Each entry below must be repeated word for word.

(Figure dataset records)
###

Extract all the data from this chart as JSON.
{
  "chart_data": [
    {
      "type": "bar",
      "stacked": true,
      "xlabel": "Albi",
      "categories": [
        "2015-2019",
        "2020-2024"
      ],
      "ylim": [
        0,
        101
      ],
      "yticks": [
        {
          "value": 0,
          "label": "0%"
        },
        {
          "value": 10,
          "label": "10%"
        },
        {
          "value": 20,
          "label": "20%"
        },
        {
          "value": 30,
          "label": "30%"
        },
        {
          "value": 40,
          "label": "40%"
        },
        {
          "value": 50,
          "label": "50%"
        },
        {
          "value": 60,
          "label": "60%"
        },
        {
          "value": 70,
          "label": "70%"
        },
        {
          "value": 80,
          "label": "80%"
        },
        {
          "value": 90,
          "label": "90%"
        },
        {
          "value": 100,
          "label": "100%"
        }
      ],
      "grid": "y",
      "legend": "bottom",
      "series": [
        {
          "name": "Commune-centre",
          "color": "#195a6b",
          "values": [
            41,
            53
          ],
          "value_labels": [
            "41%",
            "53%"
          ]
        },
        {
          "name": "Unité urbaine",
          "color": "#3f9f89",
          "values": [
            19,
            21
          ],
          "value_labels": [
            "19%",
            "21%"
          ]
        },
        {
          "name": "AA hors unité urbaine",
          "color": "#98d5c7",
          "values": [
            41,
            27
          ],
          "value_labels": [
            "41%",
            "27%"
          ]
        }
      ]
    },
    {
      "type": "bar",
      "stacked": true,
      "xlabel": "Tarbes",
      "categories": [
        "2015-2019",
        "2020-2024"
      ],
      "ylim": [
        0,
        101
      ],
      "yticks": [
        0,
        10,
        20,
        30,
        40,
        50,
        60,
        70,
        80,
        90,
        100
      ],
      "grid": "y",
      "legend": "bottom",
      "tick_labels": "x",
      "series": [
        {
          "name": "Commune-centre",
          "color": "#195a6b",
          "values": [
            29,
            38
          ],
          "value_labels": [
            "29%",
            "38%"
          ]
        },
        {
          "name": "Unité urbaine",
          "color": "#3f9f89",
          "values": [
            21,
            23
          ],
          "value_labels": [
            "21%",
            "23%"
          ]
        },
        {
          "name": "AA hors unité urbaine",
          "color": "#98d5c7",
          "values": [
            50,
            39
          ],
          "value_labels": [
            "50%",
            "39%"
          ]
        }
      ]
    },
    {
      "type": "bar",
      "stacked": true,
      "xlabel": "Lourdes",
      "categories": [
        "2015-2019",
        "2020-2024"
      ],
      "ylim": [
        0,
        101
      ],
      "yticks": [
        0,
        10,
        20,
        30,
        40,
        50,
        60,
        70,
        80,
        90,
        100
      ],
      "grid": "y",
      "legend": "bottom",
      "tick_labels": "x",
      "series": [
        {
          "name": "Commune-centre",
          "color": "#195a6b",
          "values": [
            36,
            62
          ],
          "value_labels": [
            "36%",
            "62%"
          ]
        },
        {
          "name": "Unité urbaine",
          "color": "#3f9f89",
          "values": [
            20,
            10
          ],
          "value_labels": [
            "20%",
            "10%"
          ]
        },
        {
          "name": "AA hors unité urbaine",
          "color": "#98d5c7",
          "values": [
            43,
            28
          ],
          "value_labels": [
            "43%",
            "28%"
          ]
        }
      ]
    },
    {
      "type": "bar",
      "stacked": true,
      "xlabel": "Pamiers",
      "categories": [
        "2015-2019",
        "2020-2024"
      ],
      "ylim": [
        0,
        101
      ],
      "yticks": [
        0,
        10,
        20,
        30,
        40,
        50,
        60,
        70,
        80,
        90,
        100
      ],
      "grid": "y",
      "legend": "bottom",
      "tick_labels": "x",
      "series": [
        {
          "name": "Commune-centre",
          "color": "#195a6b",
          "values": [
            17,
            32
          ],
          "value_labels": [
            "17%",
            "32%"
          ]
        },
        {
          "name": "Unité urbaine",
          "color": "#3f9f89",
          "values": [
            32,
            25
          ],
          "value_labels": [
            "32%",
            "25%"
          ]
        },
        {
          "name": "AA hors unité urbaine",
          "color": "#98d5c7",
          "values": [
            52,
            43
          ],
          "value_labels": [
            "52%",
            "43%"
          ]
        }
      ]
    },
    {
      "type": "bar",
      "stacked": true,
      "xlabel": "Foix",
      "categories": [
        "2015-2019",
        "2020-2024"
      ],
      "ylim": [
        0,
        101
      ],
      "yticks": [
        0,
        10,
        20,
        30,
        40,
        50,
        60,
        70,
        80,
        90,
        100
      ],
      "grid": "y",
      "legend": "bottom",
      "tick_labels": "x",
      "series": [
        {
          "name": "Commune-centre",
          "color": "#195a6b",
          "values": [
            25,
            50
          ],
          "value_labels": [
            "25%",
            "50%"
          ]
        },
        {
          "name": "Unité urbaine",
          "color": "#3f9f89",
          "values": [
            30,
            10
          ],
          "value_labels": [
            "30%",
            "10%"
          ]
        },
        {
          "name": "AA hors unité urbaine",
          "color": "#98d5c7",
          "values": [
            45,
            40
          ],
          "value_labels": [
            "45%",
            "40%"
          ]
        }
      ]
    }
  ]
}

###

# [RESULT OF THIS TASK]
Extract all the data from this chart as JSON.
{
  "chart_data": [
    {
      "type": "bar",
      "stacked": true,
      "xlabel": "Albi",
      "categories": [
        "2015-2019",
        "2020-2024"
      ],
      "ylim": [
        0,
        101
      ],
      "yticks": [
        {
          "value": 0,
          "label": "0%"
        },
        {
          "value": 10,
          "label": "10%"
        },
        {
          "value": 20,
          "label": "20%"
        },
        {
          "value": 30,
          "label": "30%"
        },
        {
          "value": 40,
          "label": "40%"
        },
        {
          "value": 50,
          "label": "50%"
        },
        {
          "value": 60,
          "label": "60%"
        },
        {
          "value": 70,
          "label": "70%"
        },
        {
          "value": 80,
          "label": "80%"
        },
        {
          "value": 90,
          "label": "90%"
        },
        {
          "value": 100,
          "label": "100%"
        }
      ],
      "grid": "y",
      "legend": "bottom",
      "series": [
        {
          "name": "Commune-centre",
          "color": "#195a6b",
          "values": [
            41,
            53
          ],
          "value_labels": [
            "41%",
            "53%"
          ]
        },
        {
          "name": "Unité urbaine",
          "color": "#3f9f89",
          "values": [
            19,
            21
          ],
          "value_labels": [
            "19%",
            "21%"
          ]
        },
        {
          "name": "AA hors unité urbaine",
          "color": "#98d5c7",
          "values": [
            41,
            27
          ],
          "value_labels": [
            "41%",
            "27%"
          ]
        }
      ]
    },
    {
      "type": "bar",
      "stacked": true,
      "xlabel": "Tarbes",
      "categories": [
        "2015-2019",
        "2020-2024"
      ],
      "ylim": [
        0,
        101
      ],
      "yticks": [
        0,
        10,
        20,
        30,
        40,
        50,
        60,
        70,
        80,
        90,
        100
      ],
      "grid": "y",
      "legend": "bottom",
      "tick_labels": "x",
      "series": [
        {
          "name": "Commune-centre",
          "color": "#195a6b",
          "values": [
            29,
            38
          ],
          "value_labels": [
            "29%",
            "38%"
          ]
        },
        {
          "name": "Unité urbaine",
          "color": "#3f9f89",
          "values": [
            21,
            23
          ],
          "value_labels": [
            "21%",
            "23%"
          ]
        },
        {
          "name": "AA hors unité urbaine",
          "color": "#98d5c7",
          "values": [
            50,
            39
          ],
          "value_labels": [
            "50%",
            "39%"
          ]
        }
      ]
    },
    {
      "type": "bar",
      "stacked": true,
      "xlabel": "Lourdes",
      "categories": [
        "2015-2019",
        "2020-2024"
      ],
      "ylim": [
        0,
        101
      ],
      "yticks": [
        0,
        10,
        20,
        30,
        40,
        50,
        60,
        70,
        80,
        90,
        100
      ],
      "grid": "y",
      "legend": "bottom",
      "tick_labels": "x",
      "series": [
        {
          "name": "Commune-centre",
          "color": "#195a6b",
          "values": [
            36,
            62
          ],
          "value_labels": [
            "36%",
            "62%"
          ]
        },
        {
          "name": "Unité urbaine",
          "color": "#3f9f89",
          "values": [
            20,
            10
          ],
          "value_labels": [
            "20%",
            "10%"
          ]
        },
        {
          "name": "AA hors unité urbaine",
          "color": "#98d5c7",
          "values": [
            43,
            28
          ],
          "value_labels": [
            "43%",
            "28%"
          ]
        }
      ]
    },
    {
      "type": "bar",
      "stacked": true,
      "xlabel": "Pamiers",
      "categories": [
        "2015-2019",
        "2020-2024"
      ],
      "ylim": [
        0,
        101
      ],
      "yticks": [
        0,
        10,
        20,
        30,
        40,
        50,
        60,
        70,
        80,
        90,
        100
      ],
      "grid": "y",
      "legend": "bottom",
      "tick_labels": "x",
      "series": [
        {
          "name": "Commune-centre",
          "color": "#195a6b",
          "values": [
            17,
            32
          ],
          "value_labels": [
            "17%",
            "32%"
          ]
        },
        {
          "name": "Unité urbaine",
          "color": "#3f9f89",
          "values": [
            32,
            25
          ],
          "value_labels": [
            "32%",
            "25%"
          ]
        },
        {
          "name": "AA hors unité urbaine",
          "color": "#98d5c7",
          "values": [
            52,
            43
          ],
          "value_labels": [
            "52%",
            "43%"
          ]
        }
      ]
    },
    {
      "type": "bar",
      "stacked": true,
      "xlabel": "Foix",
      "categories": [
        "2015-2019",
        "2020-2024"
      ],
      "ylim": [
        0,
        101
      ],
      "yticks": [
        0,
        10,
        20,
        30,
        40,
        50,
        60,
        70,
        80,
        90,
        100
      ],
      "grid": "y",
      "legend": "bottom",
      "tick_labels": "x",
      "series": [
        {
          "name": "Commune-centre",
          "color": "#195a6b",
          "values": [
            25,
            50
          ],
          "value_labels": [
            "25%",
            "50%"
          ]
        },
        {
          "name": "Unité urbaine",
          "color": "#3f9f89",
          "values": [
            30,
            10
          ],
          "value_labels": [
            "30%",
            "10%"
          ]
        },
        {
          "name": "AA hors unité urbaine",
          "color": "#98d5c7",
          "values": [
            45,
            40
          ],
          "value_labels": [
            "45%",
            "40%"
          ]
        }
      ]
    }
  ]
}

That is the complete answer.